Stated problem: Copy each line below exactly and leave the pictures out.

The records:
____
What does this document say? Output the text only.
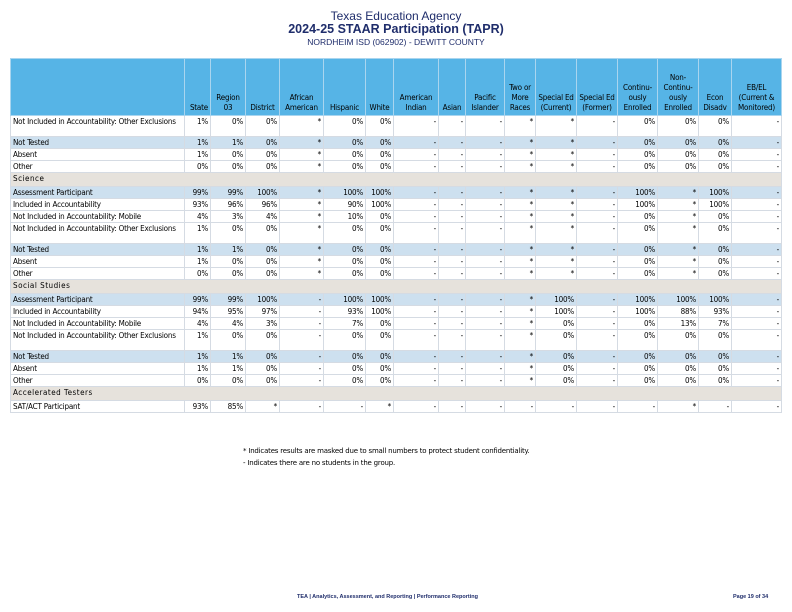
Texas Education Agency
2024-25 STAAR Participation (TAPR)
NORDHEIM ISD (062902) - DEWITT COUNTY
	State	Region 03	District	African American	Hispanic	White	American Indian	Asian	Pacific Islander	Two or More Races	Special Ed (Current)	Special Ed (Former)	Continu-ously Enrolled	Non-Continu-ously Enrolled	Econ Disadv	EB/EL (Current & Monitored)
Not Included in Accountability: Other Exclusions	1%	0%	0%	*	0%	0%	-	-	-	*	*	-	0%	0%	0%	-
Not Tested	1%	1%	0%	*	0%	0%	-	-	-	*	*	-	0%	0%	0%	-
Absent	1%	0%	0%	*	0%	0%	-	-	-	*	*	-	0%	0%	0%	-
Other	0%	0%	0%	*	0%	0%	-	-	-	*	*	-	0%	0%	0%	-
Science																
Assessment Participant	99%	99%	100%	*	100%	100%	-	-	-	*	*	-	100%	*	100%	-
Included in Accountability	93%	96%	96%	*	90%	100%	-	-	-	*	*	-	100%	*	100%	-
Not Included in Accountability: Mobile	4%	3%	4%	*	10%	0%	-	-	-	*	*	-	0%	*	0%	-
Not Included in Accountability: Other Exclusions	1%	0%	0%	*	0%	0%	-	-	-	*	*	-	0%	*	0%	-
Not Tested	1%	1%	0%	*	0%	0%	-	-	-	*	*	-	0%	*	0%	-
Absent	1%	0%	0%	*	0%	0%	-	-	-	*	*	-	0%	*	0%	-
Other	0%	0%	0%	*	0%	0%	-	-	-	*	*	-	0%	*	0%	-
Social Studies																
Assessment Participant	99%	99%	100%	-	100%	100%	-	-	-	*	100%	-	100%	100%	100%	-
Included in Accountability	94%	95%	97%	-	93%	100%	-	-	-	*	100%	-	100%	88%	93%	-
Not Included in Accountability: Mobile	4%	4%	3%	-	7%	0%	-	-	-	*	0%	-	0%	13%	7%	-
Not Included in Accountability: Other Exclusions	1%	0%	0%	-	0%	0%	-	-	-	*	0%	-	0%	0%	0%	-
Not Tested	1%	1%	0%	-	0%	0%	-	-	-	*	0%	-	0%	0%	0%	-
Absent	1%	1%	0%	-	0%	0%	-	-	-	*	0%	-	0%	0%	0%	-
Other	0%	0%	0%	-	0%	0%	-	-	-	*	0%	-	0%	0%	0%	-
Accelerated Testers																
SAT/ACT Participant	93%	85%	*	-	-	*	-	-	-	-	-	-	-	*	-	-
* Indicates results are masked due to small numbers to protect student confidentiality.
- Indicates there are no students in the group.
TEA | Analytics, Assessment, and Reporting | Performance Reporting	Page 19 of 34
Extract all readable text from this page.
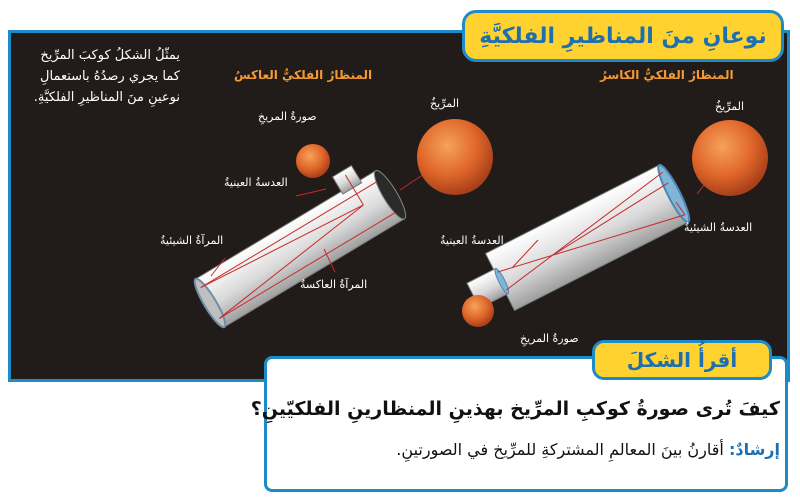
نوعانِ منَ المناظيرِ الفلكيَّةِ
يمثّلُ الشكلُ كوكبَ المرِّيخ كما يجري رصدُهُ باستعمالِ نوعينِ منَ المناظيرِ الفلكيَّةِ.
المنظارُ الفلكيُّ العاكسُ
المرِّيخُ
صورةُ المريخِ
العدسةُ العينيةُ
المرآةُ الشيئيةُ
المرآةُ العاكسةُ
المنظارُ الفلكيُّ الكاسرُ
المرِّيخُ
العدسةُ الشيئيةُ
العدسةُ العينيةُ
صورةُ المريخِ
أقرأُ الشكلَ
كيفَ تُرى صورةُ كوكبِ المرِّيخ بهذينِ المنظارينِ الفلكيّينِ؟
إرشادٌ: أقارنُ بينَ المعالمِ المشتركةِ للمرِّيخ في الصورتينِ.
____
Full response:
What does this document say? Output the text only.
Texas Education Agency
2024-25 STAAR Participation (TAPR)
NORDHEIM ISD (062902) - DEWITT COUNTY
	State	Region 03	District	African American	Hispanic	White	American Indian	Asian	Pacific Islander	Two or More Races	Special Ed (Current)	Special Ed (Former)	Continu-ously Enrolled	Non-Continu-ously Enrolled	Econ Disadv	EB/EL (Current & Monitored)
Not Included in Accountability: Other Exclusions	1%	0%	0%	*	0%	0%	-	-	-	*	*	-	0%	0%	0%	-
Not Tested	1%	1%	0%	*	0%	0%	-	-	-	*	*	-	0%	0%	0%	-
Absent	1%	0%	0%	*	0%	0%	-	-	-	*	*	-	0%	0%	0%	-
Other	0%	0%	0%	*	0%	0%	-	-	-	*	*	-	0%	0%	0%	-
Science																
Assessment Participant	99%	99%	100%	*	100%	100%	-	-	-	*	*	-	100%	*	100%	-
Included in Accountability	93%	96%	96%	*	90%	100%	-	-	-	*	*	-	100%	*	100%	-
Not Included in Accountability: Mobile	4%	3%	4%	*	10%	0%	-	-	-	*	*	-	0%	*	0%	-
Not Included in Accountability: Other Exclusions	1%	0%	0%	*	0%	0%	-	-	-	*	*	-	0%	*	0%	-
Not Tested	1%	1%	0%	*	0%	0%	-	-	-	*	*	-	0%	*	0%	-
Absent	1%	0%	0%	*	0%	0%	-	-	-	*	*	-	0%	*	0%	-
Other	0%	0%	0%	*	0%	0%	-	-	-	*	*	-	0%	*	0%	-
Social Studies																
Assessment Participant	99%	99%	100%	-	100%	100%	-	-	-	*	100%	-	100%	100%	100%	-
Included in Accountability	94%	95%	97%	-	93%	100%	-	-	-	*	100%	-	100%	88%	93%	-
Not Included in Accountability: Mobile	4%	4%	3%	-	7%	0%	-	-	-	*	0%	-	0%	13%	7%	-
Not Included in Accountability: Other Exclusions	1%	0%	0%	-	0%	0%	-	-	-	*	0%	-	0%	0%	0%	-
Not Tested	1%	1%	0%	-	0%	0%	-	-	-	*	0%	-	0%	0%	0%	-
Absent	1%	1%	0%	-	0%	0%	-	-	-	*	0%	-	0%	0%	0%	-
Other	0%	0%	0%	-	0%	0%	-	-	-	*	0%	-	0%	0%	0%	-
Accelerated Testers																
SAT/ACT Participant	93%	85%	*	-	-	*	-	-	-	-	-	-	-	*	-	-
* Indicates results are masked due to small numbers to protect student confidentiality.
- Indicates there are no students in the group.
TEA | Analytics, Assessment, and Reporting | Performance Reporting	Page 19 of 34
Extract all readable text from this page.
نوعانِ منَ المناظيرِ الفلكيَّةِ
يمثّلُ الشكلُ كوكبَ المرِّيخ كما يجري رصدُهُ باستعمالِ نوعينِ منَ المناظيرِ الفلكيَّةِ.
المنظارُ الفلكيُّ العاكسُ
المرِّيخُ
صورةُ المريخِ
العدسةُ العينيةُ
المرآةُ الشيئيةُ
المرآةُ العاكسةُ
المنظارُ الفلكيُّ الكاسرُ
المرِّيخُ
العدسةُ الشيئيةُ
العدسةُ العينيةُ
صورةُ المريخِ
أقرأُ الشكلَ
كيفَ تُرى صورةُ كوكبِ المرِّيخ بهذينِ المنظارينِ الفلكيّينِ؟
إرشادٌ: أقارنُ بينَ المعالمِ المشتركةِ للمرِّيخ في الصورتينِ.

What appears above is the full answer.